Written task: The complete listing should be restated exactly.

Dataset items:
+ + + + + + +

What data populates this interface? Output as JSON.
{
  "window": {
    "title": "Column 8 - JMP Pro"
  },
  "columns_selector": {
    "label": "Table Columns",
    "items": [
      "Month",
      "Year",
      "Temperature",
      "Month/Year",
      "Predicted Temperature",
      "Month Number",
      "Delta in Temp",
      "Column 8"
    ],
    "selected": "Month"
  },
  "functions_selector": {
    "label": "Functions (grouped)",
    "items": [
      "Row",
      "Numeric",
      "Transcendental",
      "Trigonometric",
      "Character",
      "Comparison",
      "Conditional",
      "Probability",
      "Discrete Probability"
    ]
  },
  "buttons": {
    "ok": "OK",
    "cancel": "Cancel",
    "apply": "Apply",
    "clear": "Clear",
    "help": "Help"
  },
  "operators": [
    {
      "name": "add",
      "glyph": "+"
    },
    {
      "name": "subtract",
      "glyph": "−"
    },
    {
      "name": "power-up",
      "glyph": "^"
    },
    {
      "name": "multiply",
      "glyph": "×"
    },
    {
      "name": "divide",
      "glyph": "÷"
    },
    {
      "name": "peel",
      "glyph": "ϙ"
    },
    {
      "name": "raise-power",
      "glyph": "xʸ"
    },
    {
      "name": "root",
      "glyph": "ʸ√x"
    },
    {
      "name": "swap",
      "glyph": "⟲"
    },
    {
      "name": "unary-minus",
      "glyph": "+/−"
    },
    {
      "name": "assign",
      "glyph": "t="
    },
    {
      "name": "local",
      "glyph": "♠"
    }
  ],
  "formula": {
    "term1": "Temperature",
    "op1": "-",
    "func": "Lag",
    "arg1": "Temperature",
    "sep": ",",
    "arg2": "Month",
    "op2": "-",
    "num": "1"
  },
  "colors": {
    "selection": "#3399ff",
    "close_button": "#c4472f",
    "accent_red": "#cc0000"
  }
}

+ + + + + + +

Reply to the exercise:
What data populates this interface? Output as JSON.
{
  "window": {
    "title": "Column 8 - JMP Pro"
  },
  "columns_selector": {
    "label": "Table Columns",
    "items": [
      "Month",
      "Year",
      "Temperature",
      "Month/Year",
      "Predicted Temperature",
      "Month Number",
      "Delta in Temp",
      "Column 8"
    ],
    "selected": "Month"
  },
  "functions_selector": {
    "label": "Functions (grouped)",
    "items": [
      "Row",
      "Numeric",
      "Transcendental",
      "Trigonometric",
      "Character",
      "Comparison",
      "Conditional",
      "Probability",
      "Discrete Probability"
    ]
  },
  "buttons": {
    "ok": "OK",
    "cancel": "Cancel",
    "apply": "Apply",
    "clear": "Clear",
    "help": "Help"
  },
  "operators": [
    {
      "name": "add",
      "glyph": "+"
    },
    {
      "name": "subtract",
      "glyph": "−"
    },
    {
      "name": "power-up",
      "glyph": "^"
    },
    {
      "name": "multiply",
      "glyph": "×"
    },
    {
      "name": "divide",
      "glyph": "÷"
    },
    {
      "name": "peel",
      "glyph": "ϙ"
    },
    {
      "name": "raise-power",
      "glyph": "xʸ"
    },
    {
      "name": "root",
      "glyph": "ʸ√x"
    },
    {
      "name": "swap",
      "glyph": "⟲"
    },
    {
      "name": "unary-minus",
      "glyph": "+/−"
    },
    {
      "name": "assign",
      "glyph": "t="
    },
    {
      "name": "local",
      "glyph": "♠"
    }
  ],
  "formula": {
    "term1": "Temperature",
    "op1": "-",
    "func": "Lag",
    "arg1": "Temperature",
    "sep": ",",
    "arg2": "Month",
    "op2": "-",
    "num": "1"
  },
  "colors": {
    "selection": "#3399ff",
    "close_button": "#c4472f",
    "accent_red": "#cc0000"
  }
}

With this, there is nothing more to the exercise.